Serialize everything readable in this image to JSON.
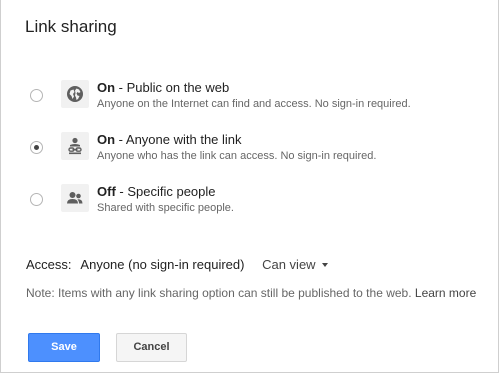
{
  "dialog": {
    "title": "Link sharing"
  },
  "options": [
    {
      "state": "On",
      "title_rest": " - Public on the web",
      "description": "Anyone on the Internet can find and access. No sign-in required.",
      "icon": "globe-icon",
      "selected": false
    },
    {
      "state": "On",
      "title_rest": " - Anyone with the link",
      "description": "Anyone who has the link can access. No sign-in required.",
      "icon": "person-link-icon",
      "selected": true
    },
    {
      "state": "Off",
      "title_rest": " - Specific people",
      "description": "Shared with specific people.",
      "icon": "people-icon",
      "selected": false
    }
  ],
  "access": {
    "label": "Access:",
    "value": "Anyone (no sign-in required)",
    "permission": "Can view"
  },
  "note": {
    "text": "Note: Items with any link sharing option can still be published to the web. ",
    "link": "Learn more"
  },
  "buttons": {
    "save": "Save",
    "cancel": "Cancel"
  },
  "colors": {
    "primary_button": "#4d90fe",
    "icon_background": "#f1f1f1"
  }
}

Instruction: Print the listing above in full, exactly as written. Omit any pictures.

Finished task:
Serialize everything readable in this image to JSON.
{
  "dialog": {
    "title": "Link sharing"
  },
  "options": [
    {
      "state": "On",
      "title_rest": " - Public on the web",
      "description": "Anyone on the Internet can find and access. No sign-in required.",
      "icon": "globe-icon",
      "selected": false
    },
    {
      "state": "On",
      "title_rest": " - Anyone with the link",
      "description": "Anyone who has the link can access. No sign-in required.",
      "icon": "person-link-icon",
      "selected": true
    },
    {
      "state": "Off",
      "title_rest": " - Specific people",
      "description": "Shared with specific people.",
      "icon": "people-icon",
      "selected": false
    }
  ],
  "access": {
    "label": "Access:",
    "value": "Anyone (no sign-in required)",
    "permission": "Can view"
  },
  "note": {
    "text": "Note: Items with any link sharing option can still be published to the web. ",
    "link": "Learn more"
  },
  "buttons": {
    "save": "Save",
    "cancel": "Cancel"
  },
  "colors": {
    "primary_button": "#4d90fe",
    "icon_background": "#f1f1f1"
  }
}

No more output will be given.